▶ [Set task]
Search the data below for the word "text" and copy each line that holds it.

════════════════════

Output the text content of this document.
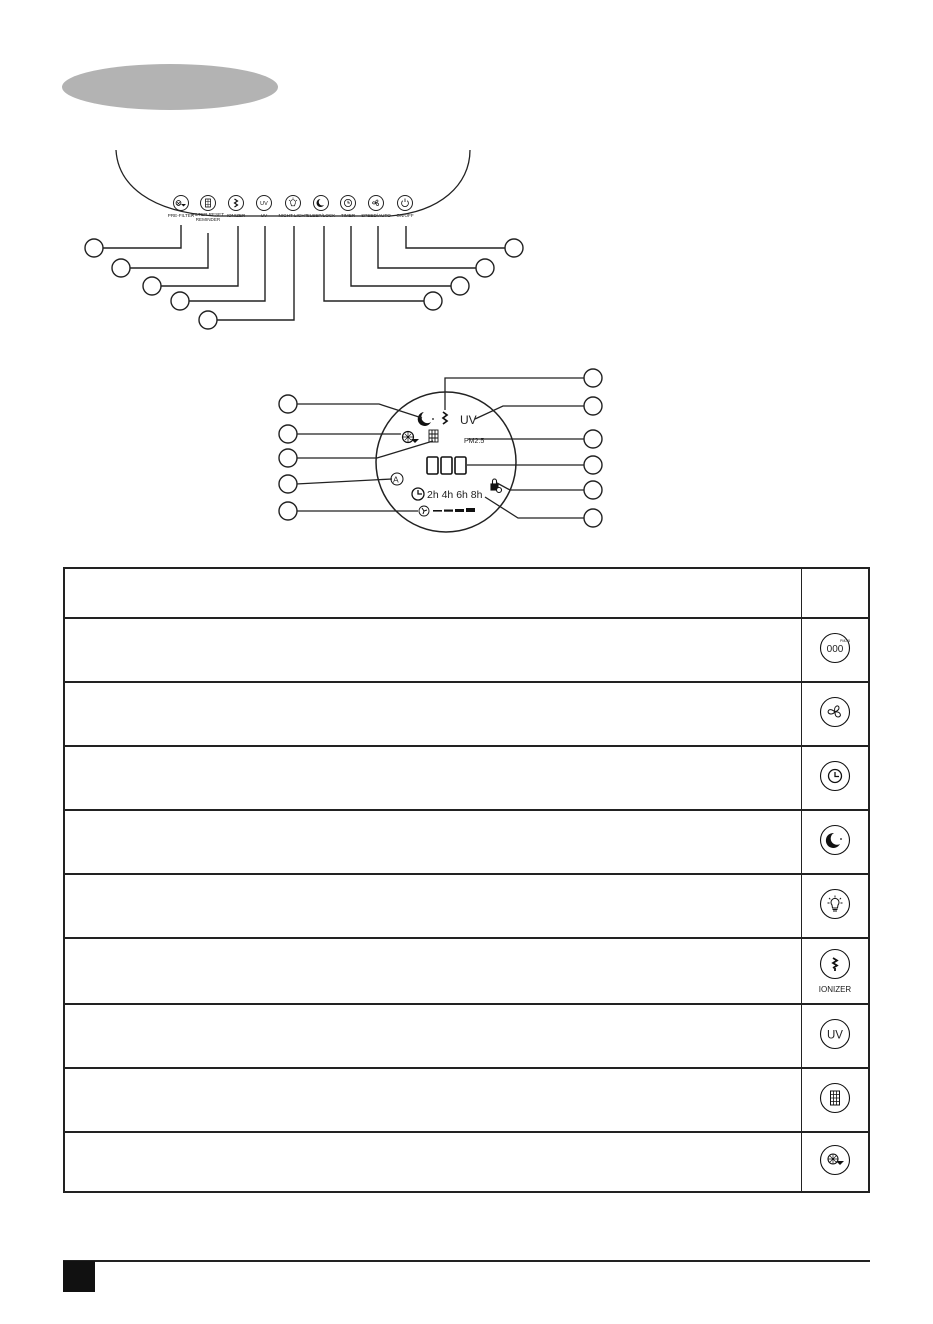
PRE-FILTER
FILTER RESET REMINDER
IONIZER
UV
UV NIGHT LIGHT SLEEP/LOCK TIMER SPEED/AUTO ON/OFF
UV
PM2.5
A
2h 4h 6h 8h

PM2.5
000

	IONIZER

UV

════════════════════

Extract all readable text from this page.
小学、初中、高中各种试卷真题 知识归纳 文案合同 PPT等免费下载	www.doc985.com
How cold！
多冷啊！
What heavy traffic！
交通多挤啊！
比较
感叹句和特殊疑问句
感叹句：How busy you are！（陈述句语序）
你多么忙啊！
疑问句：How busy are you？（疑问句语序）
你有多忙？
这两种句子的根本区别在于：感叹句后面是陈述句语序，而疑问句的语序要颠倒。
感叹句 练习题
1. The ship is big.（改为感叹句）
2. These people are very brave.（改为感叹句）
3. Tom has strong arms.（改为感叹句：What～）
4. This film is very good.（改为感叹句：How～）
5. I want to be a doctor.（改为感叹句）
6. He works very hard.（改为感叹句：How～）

════════════════════

▶ [Result below]
Output the text content of this document.
Extract all readable text from this page.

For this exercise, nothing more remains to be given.